══ Dataset ══

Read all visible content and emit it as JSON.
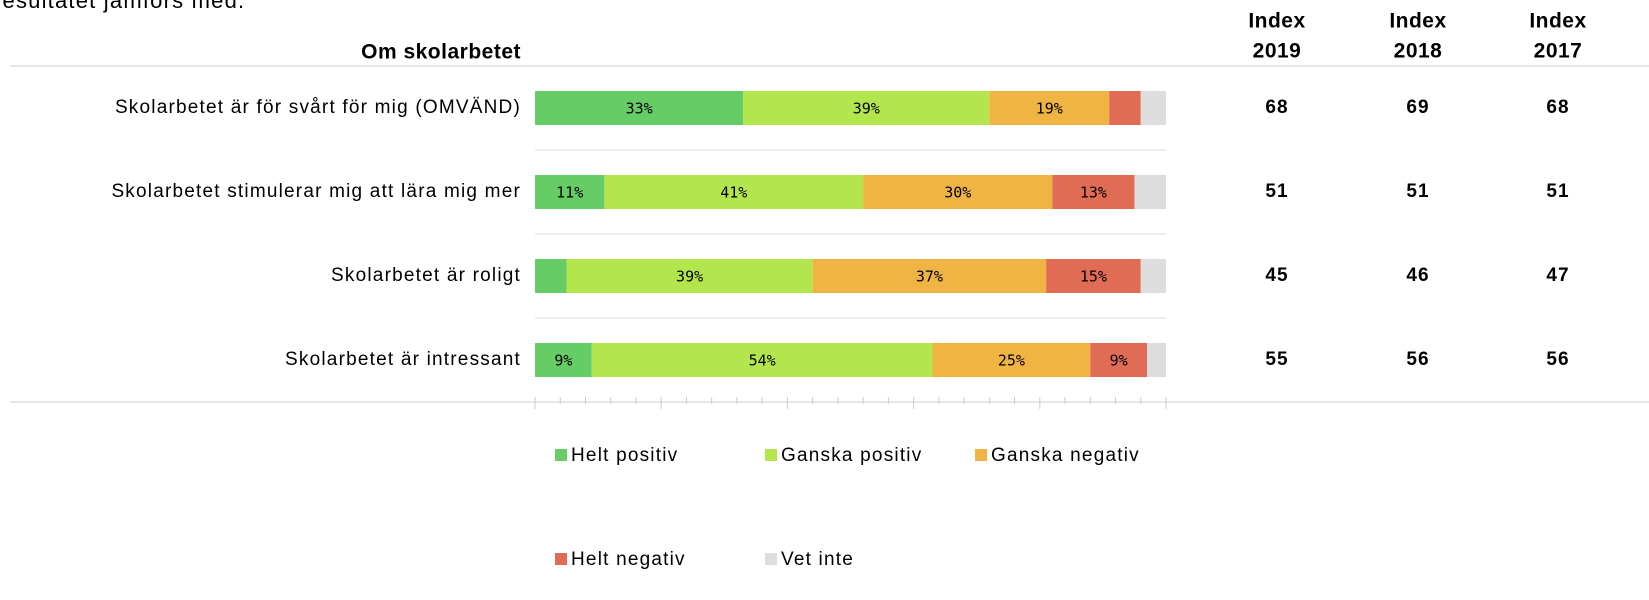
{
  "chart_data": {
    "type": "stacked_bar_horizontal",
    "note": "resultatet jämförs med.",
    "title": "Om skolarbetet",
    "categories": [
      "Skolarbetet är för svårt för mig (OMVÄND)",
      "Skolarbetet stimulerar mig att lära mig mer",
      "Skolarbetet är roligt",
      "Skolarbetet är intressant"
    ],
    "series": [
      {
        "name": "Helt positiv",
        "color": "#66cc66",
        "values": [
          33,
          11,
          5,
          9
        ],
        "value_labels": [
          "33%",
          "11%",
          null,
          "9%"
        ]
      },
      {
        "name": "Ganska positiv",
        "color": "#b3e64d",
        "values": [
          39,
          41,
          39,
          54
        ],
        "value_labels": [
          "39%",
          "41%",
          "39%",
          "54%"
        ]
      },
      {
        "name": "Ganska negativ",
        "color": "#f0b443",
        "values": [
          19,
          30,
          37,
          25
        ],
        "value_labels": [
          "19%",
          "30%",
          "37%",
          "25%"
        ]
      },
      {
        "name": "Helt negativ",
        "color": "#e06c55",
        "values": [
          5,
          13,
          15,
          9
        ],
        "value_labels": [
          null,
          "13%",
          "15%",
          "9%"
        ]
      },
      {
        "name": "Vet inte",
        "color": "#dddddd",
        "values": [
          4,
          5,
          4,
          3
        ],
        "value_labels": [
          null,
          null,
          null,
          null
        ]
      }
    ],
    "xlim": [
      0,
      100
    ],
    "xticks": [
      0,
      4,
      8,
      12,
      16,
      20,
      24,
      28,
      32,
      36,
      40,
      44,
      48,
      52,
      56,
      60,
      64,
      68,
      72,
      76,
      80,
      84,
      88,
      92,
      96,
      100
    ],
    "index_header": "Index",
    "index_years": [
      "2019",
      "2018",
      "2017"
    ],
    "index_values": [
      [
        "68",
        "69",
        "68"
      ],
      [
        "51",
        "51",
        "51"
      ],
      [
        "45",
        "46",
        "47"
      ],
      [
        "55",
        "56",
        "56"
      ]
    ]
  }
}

═══

Check each line of the data above for the word "color", then state how many lines have it. Give the number alone.

5